Description of the task – All of the lines below are to be transcribed faithfully, with pictures excluded from the copy.

----

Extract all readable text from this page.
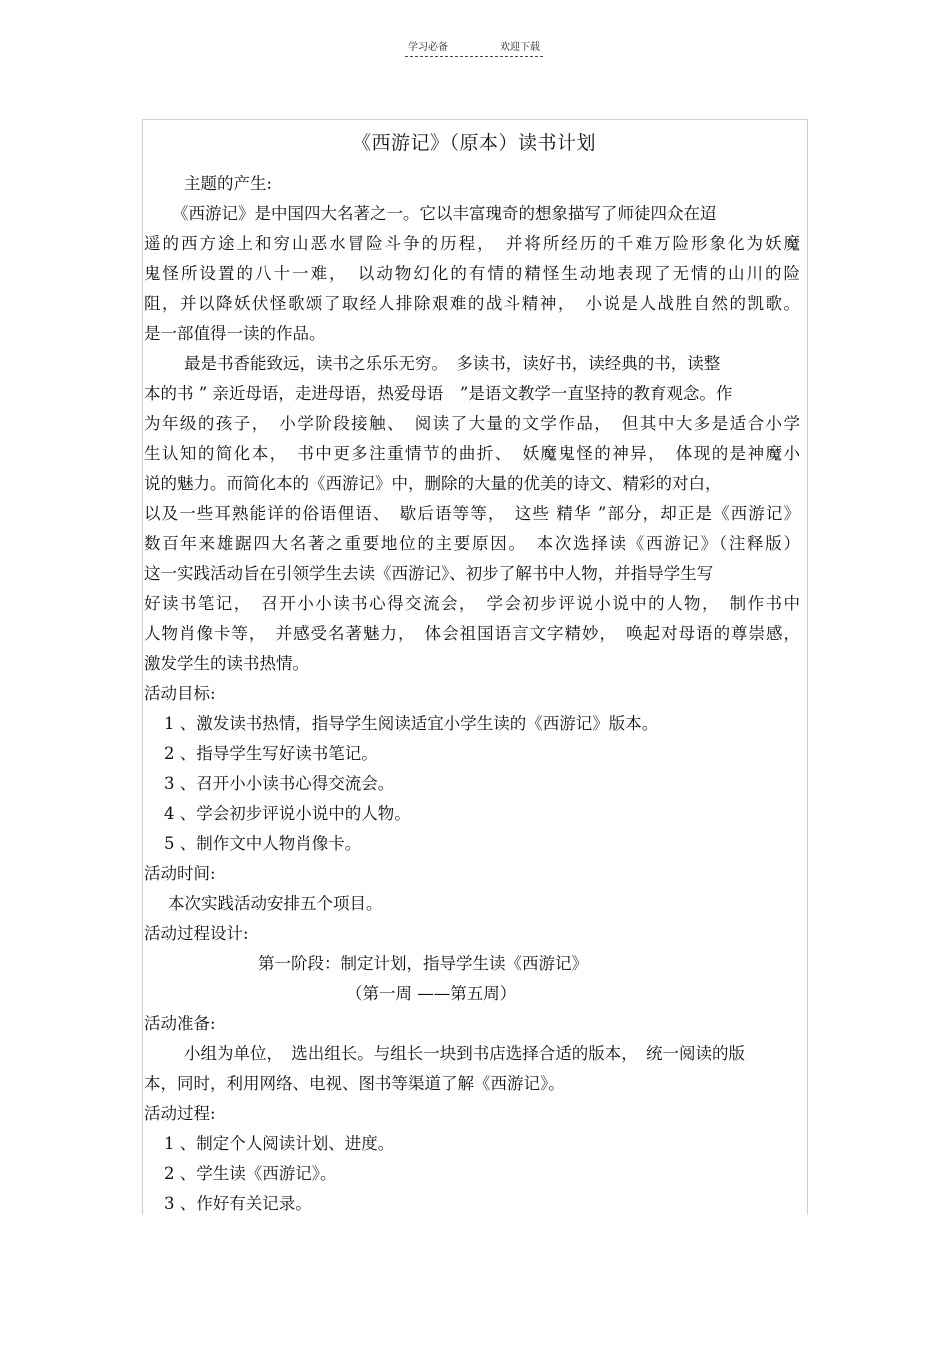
学习必备	欢迎下载
《西游记》（原本）读书计划
主题的产生:
《西游记》是中国四大名著之一。它以丰富瑰奇的想象描写了师徒四众在迢
遥的西方途上和穷山恶水冒险斗争的历程，　并将所经历的千难万险形象化为妖魔
鬼怪所设置的八十一难，　以动物幻化的有情的精怪生动地表现了无情的山川的险
阻，并以降妖伏怪歌颂了取经人排除艰难的战斗精神，　小说是人战胜自然的凯歌。
是一部值得一读的作品。
最是书香能致远，读书之乐乐无穷。　多读书，读好书，读经典的书，读整
本的书 ” 亲近母语，走进母语，热爱母语　”是语文教学一直坚持的教育观念。作
为年级的孩子，　小学阶段接触、　阅读了大量的文学作品，　但其中大多是适合小学
生认知的简化本，　书中更多注重情节的曲折、　妖魔鬼怪的神异，　体现的是神魔小
说的魅力。而简化本的《西游记》中，删除的大量的优美的诗文、精彩的对白，
以及一些耳熟能详的俗语俚语、　歇后语等等，　这些 精华 ”部分，却正是《西游记》
数百年来雄踞四大名著之重要地位的主要原因。　本次选择读《西游记》（注释版）
这一实践活动旨在引领学生去读《西游记》、初步了解书中人物，并指导学生写
好读书笔记，　召开小小读书心得交流会，　学会初步评说小说中的人物，　制作书中
人物肖像卡等，　并感受名著魅力，　体会祖国语言文字精妙，　唤起对母语的尊崇感，
激发学生的读书热情。
活动目标:
1 、激发读书热情，指导学生阅读适宜小学生读的《西游记》版本。
2 、指导学生写好读书笔记。
3 、召开小小读书心得交流会。
4 、学会初步评说小说中的人物。
5 、制作文中人物肖像卡。
活动时间:
本次实践活动安排五个项目。
活动过程设计:
第一阶段：制定计划，指导学生读《西游记》
（第一周 ——第五周）
活动准备:
小组为单位，　选出组长。与组长一块到书店选择合适的版本，　统一阅读的版
本，同时，利用网络、电视、图书等渠道了解《西游记》。
活动过程:
1 、制定个人阅读计划、进度。
2 、学生读《西游记》。
3 、作好有关记录。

----

Problem solution –
Extract all readable text from this page.
学习必备	欢迎下载
《西游记》（原本）读书计划
主题的产生:
《西游记》是中国四大名著之一。它以丰富瑰奇的想象描写了师徒四众在迢
遥的西方途上和穷山恶水冒险斗争的历程，　并将所经历的千难万险形象化为妖魔
鬼怪所设置的八十一难，　以动物幻化的有情的精怪生动地表现了无情的山川的险
阻，并以降妖伏怪歌颂了取经人排除艰难的战斗精神，　小说是人战胜自然的凯歌。
是一部值得一读的作品。
最是书香能致远，读书之乐乐无穷。　多读书，读好书，读经典的书，读整
本的书 ” 亲近母语，走进母语，热爱母语　”是语文教学一直坚持的教育观念。作
为年级的孩子，　小学阶段接触、　阅读了大量的文学作品，　但其中大多是适合小学
生认知的简化本，　书中更多注重情节的曲折、　妖魔鬼怪的神异，　体现的是神魔小
说的魅力。而简化本的《西游记》中，删除的大量的优美的诗文、精彩的对白，
以及一些耳熟能详的俗语俚语、　歇后语等等，　这些 精华 ”部分，却正是《西游记》
数百年来雄踞四大名著之重要地位的主要原因。　本次选择读《西游记》（注释版）
这一实践活动旨在引领学生去读《西游记》、初步了解书中人物，并指导学生写
好读书笔记，　召开小小读书心得交流会，　学会初步评说小说中的人物，　制作书中
人物肖像卡等，　并感受名著魅力，　体会祖国语言文字精妙，　唤起对母语的尊崇感，
激发学生的读书热情。
活动目标:
1 、激发读书热情，指导学生阅读适宜小学生读的《西游记》版本。
2 、指导学生写好读书笔记。
3 、召开小小读书心得交流会。
4 、学会初步评说小说中的人物。
5 、制作文中人物肖像卡。
活动时间:
本次实践活动安排五个项目。
活动过程设计:
第一阶段：制定计划，指导学生读《西游记》
（第一周 ——第五周）
活动准备:
小组为单位，　选出组长。与组长一块到书店选择合适的版本，　统一阅读的版
本，同时，利用网络、电视、图书等渠道了解《西游记》。
活动过程:
1 、制定个人阅读计划、进度。
2 、学生读《西游记》。
3 、作好有关记录。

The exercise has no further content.